BEGIN RAW DATA

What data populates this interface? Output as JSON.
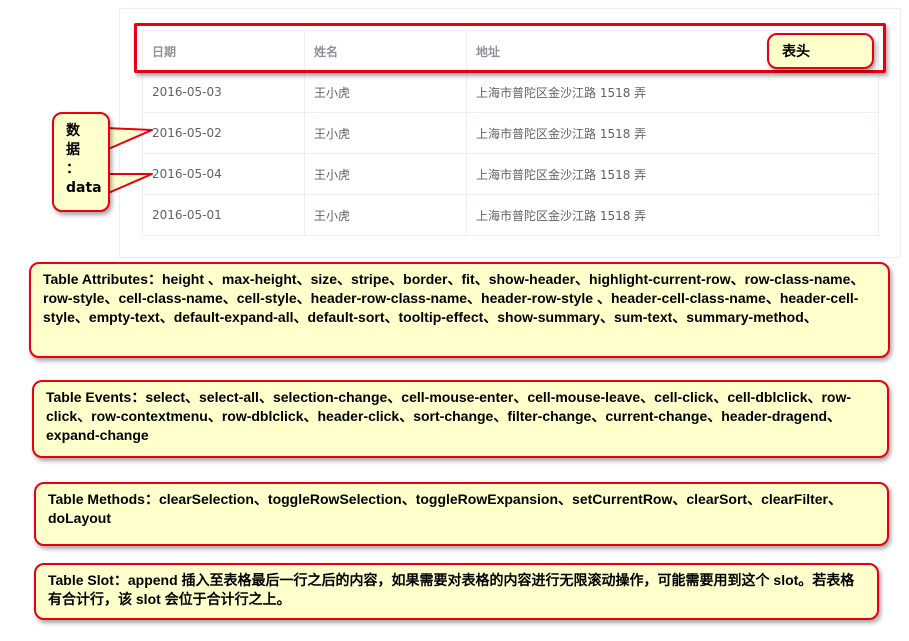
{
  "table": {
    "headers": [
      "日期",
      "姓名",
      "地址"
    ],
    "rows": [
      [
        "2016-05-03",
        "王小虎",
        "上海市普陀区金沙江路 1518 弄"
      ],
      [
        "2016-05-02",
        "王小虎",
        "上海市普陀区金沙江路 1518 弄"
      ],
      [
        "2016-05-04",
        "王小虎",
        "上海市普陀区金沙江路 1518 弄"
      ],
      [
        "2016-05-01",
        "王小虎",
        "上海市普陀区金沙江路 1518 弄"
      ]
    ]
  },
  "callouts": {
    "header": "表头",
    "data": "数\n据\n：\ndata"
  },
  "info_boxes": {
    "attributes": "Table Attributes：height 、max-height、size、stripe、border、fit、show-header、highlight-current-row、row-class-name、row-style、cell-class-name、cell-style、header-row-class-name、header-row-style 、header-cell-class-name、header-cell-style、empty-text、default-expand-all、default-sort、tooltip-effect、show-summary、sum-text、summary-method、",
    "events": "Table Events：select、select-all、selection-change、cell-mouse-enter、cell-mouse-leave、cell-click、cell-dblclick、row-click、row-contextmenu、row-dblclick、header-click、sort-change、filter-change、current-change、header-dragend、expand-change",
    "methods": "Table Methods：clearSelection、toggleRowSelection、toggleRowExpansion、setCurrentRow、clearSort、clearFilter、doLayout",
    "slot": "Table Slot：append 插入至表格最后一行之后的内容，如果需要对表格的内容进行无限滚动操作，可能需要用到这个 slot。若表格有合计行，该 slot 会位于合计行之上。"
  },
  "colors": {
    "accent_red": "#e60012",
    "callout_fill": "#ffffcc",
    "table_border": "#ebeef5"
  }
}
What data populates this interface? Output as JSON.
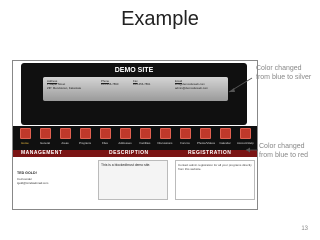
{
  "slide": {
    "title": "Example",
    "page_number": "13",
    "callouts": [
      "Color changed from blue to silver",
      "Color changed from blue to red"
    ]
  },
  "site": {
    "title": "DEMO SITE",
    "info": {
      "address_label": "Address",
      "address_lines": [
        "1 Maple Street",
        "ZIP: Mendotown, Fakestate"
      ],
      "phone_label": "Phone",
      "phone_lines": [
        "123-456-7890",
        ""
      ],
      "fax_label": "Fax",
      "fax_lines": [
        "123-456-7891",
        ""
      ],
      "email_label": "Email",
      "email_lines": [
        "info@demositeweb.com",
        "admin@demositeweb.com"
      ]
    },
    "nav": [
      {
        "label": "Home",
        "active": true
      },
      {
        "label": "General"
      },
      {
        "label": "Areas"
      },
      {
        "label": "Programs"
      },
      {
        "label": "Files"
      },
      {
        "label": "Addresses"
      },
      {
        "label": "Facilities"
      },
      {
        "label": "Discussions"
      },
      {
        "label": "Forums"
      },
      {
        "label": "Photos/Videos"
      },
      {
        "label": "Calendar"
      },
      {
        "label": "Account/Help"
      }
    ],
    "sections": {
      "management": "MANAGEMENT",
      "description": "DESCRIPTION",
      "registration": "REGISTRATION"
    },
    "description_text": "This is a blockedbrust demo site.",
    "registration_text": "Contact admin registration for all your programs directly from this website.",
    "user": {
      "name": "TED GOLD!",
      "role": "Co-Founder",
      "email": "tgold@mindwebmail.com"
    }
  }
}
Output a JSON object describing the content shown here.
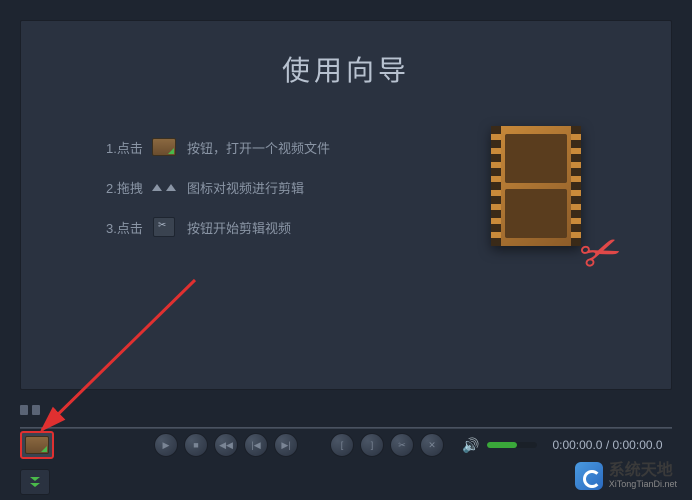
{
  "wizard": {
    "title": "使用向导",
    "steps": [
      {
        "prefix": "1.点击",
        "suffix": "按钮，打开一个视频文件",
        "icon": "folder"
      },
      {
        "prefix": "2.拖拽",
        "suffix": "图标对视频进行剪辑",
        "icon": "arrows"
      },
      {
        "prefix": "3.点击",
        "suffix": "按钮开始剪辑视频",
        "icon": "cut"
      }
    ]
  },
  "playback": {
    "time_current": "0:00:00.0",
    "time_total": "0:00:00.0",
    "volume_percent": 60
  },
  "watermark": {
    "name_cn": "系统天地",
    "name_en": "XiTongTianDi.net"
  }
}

END RAW DATA

▶ **GOAL OF THE EXERCISE**
Give the entries again without a single change, but with no pictures.

▶ **OUTPUT OF THE EXERCISE**
What data populates this interface? Output as JSON.
{
  "table": {
    "headers": [
      "日期",
      "姓名",
      "地址"
    ],
    "rows": [
      [
        "2016-05-03",
        "王小虎",
        "上海市普陀区金沙江路 1518 弄"
      ],
      [
        "2016-05-02",
        "王小虎",
        "上海市普陀区金沙江路 1518 弄"
      ],
      [
        "2016-05-04",
        "王小虎",
        "上海市普陀区金沙江路 1518 弄"
      ],
      [
        "2016-05-01",
        "王小虎",
        "上海市普陀区金沙江路 1518 弄"
      ]
    ]
  },
  "callouts": {
    "header": "表头",
    "data": "数\n据\n：\ndata"
  },
  "info_boxes": {
    "attributes": "Table Attributes：height 、max-height、size、stripe、border、fit、show-header、highlight-current-row、row-class-name、row-style、cell-class-name、cell-style、header-row-class-name、header-row-style 、header-cell-class-name、header-cell-style、empty-text、default-expand-all、default-sort、tooltip-effect、show-summary、sum-text、summary-method、",
    "events": "Table Events：select、select-all、selection-change、cell-mouse-enter、cell-mouse-leave、cell-click、cell-dblclick、row-click、row-contextmenu、row-dblclick、header-click、sort-change、filter-change、current-change、header-dragend、expand-change",
    "methods": "Table Methods：clearSelection、toggleRowSelection、toggleRowExpansion、setCurrentRow、clearSort、clearFilter、doLayout",
    "slot": "Table Slot：append 插入至表格最后一行之后的内容，如果需要对表格的内容进行无限滚动操作，可能需要用到这个 slot。若表格有合计行，该 slot 会位于合计行之上。"
  },
  "colors": {
    "accent_red": "#e60012",
    "callout_fill": "#ffffcc",
    "table_border": "#ebeef5"
  }
}
What data populates this interface? Output as JSON.
{
  "slide": {
    "title": "Example",
    "page_number": "13",
    "callouts": [
      "Color changed from blue to silver",
      "Color changed from blue to red"
    ]
  },
  "site": {
    "title": "DEMO SITE",
    "info": {
      "address_label": "Address",
      "address_lines": [
        "1 Maple Street",
        "ZIP: Mendotown, Fakestate"
      ],
      "phone_label": "Phone",
      "phone_lines": [
        "123-456-7890",
        ""
      ],
      "fax_label": "Fax",
      "fax_lines": [
        "123-456-7891",
        ""
      ],
      "email_label": "Email",
      "email_lines": [
        "info@demositeweb.com",
        "admin@demositeweb.com"
      ]
    },
    "nav": [
      {
        "label": "Home",
        "active": true
      },
      {
        "label": "General"
      },
      {
        "label": "Areas"
      },
      {
        "label": "Programs"
      },
      {
        "label": "Files"
      },
      {
        "label": "Addresses"
      },
      {
        "label": "Facilities"
      },
      {
        "label": "Discussions"
      },
      {
        "label": "Forums"
      },
      {
        "label": "Photos/Videos"
      },
      {
        "label": "Calendar"
      },
      {
        "label": "Account/Help"
      }
    ],
    "sections": {
      "management": "MANAGEMENT",
      "description": "DESCRIPTION",
      "registration": "REGISTRATION"
    },
    "description_text": "This is a blockedbrust demo site.",
    "registration_text": "Contact admin registration for all your programs directly from this website.",
    "user": {
      "name": "TED GOLD!",
      "role": "Co-Founder",
      "email": "tgold@mindwebmail.com"
    }
  }
}
Output a JSON object describing the content shown here.
{
  "wizard": {
    "title": "使用向导",
    "steps": [
      {
        "prefix": "1.点击",
        "suffix": "按钮，打开一个视频文件",
        "icon": "folder"
      },
      {
        "prefix": "2.拖拽",
        "suffix": "图标对视频进行剪辑",
        "icon": "arrows"
      },
      {
        "prefix": "3.点击",
        "suffix": "按钮开始剪辑视频",
        "icon": "cut"
      }
    ]
  },
  "playback": {
    "time_current": "0:00:00.0",
    "time_total": "0:00:00.0",
    "volume_percent": 60
  },
  "watermark": {
    "name_cn": "系统天地",
    "name_en": "XiTongTianDi.net"
  }
}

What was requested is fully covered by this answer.